<<<<
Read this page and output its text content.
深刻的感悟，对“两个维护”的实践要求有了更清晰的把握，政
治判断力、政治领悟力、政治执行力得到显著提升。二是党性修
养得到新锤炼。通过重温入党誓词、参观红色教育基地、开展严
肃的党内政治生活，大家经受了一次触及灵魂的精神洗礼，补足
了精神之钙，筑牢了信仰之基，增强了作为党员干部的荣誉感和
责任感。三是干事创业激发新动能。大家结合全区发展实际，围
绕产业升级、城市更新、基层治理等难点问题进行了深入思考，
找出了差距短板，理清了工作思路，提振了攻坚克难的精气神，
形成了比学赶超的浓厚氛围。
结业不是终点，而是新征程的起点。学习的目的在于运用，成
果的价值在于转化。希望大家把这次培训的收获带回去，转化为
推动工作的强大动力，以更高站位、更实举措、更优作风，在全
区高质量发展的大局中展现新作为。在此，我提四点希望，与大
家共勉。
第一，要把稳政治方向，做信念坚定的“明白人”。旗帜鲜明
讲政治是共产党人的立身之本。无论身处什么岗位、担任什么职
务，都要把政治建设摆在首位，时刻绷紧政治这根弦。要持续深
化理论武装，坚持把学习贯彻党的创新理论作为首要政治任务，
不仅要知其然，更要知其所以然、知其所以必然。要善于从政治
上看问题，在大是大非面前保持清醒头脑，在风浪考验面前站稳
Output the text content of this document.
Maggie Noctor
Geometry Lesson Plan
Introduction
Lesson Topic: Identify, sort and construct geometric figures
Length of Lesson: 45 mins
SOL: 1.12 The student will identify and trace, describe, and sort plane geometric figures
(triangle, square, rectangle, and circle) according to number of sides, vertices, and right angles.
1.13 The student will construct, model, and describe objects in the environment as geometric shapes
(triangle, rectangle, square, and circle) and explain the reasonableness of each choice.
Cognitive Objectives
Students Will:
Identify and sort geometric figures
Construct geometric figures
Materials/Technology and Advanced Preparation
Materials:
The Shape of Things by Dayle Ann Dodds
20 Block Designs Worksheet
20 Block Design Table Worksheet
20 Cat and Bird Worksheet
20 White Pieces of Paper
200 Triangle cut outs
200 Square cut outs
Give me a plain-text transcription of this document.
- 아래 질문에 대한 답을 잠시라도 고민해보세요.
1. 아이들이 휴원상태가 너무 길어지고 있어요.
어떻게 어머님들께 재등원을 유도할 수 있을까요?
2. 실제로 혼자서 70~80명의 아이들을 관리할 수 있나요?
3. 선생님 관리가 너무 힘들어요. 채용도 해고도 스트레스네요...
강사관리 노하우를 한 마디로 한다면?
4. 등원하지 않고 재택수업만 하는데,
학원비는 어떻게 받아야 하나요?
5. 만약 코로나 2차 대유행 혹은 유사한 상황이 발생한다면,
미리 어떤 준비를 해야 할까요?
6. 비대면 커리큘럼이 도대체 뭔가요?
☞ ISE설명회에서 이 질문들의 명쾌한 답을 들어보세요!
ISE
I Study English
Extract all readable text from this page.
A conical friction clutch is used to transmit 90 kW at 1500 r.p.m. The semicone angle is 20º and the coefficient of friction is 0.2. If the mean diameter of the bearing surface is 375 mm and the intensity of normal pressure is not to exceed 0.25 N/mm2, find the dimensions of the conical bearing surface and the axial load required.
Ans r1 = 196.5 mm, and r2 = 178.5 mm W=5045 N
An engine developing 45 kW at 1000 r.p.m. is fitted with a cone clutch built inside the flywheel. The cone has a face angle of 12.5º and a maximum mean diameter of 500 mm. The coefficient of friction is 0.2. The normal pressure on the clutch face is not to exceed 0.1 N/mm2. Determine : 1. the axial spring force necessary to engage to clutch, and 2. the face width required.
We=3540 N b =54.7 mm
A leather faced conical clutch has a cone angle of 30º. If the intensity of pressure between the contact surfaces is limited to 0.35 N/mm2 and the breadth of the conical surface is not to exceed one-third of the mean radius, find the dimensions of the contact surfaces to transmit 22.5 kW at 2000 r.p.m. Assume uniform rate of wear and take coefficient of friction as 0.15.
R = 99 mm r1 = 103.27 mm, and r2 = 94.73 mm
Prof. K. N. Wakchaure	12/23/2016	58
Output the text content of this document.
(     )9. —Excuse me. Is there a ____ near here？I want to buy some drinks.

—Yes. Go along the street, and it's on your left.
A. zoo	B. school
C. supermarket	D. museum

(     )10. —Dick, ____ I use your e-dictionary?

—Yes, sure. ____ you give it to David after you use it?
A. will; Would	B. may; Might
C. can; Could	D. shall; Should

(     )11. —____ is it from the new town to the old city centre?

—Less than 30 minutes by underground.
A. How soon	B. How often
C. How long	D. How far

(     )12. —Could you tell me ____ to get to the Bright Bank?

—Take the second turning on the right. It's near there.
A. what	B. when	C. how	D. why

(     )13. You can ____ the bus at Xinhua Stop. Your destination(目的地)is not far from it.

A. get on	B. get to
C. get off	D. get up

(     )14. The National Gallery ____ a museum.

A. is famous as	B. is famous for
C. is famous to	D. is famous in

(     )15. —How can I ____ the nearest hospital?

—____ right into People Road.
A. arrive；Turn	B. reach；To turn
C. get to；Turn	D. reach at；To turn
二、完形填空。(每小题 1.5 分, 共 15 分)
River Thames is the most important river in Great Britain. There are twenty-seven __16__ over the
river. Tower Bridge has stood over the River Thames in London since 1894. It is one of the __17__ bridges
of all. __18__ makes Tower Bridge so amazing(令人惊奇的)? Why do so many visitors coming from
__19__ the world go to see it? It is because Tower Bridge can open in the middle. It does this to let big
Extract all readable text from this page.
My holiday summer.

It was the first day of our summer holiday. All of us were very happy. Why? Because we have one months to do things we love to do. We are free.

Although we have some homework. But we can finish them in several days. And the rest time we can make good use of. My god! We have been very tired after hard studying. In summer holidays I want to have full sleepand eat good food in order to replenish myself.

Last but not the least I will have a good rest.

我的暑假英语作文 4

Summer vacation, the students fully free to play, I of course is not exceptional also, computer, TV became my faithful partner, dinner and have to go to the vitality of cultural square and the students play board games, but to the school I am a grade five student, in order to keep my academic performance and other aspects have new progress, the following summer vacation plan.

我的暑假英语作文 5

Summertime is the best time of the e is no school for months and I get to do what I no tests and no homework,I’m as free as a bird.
>>>>
__Short exercise__: Copy every line in the entries above that has the string "reach" in it.

__Exercise answer__:
A. arrive；Turn	B. reach；To turn
C. get to；Turn	D. reach at；To turn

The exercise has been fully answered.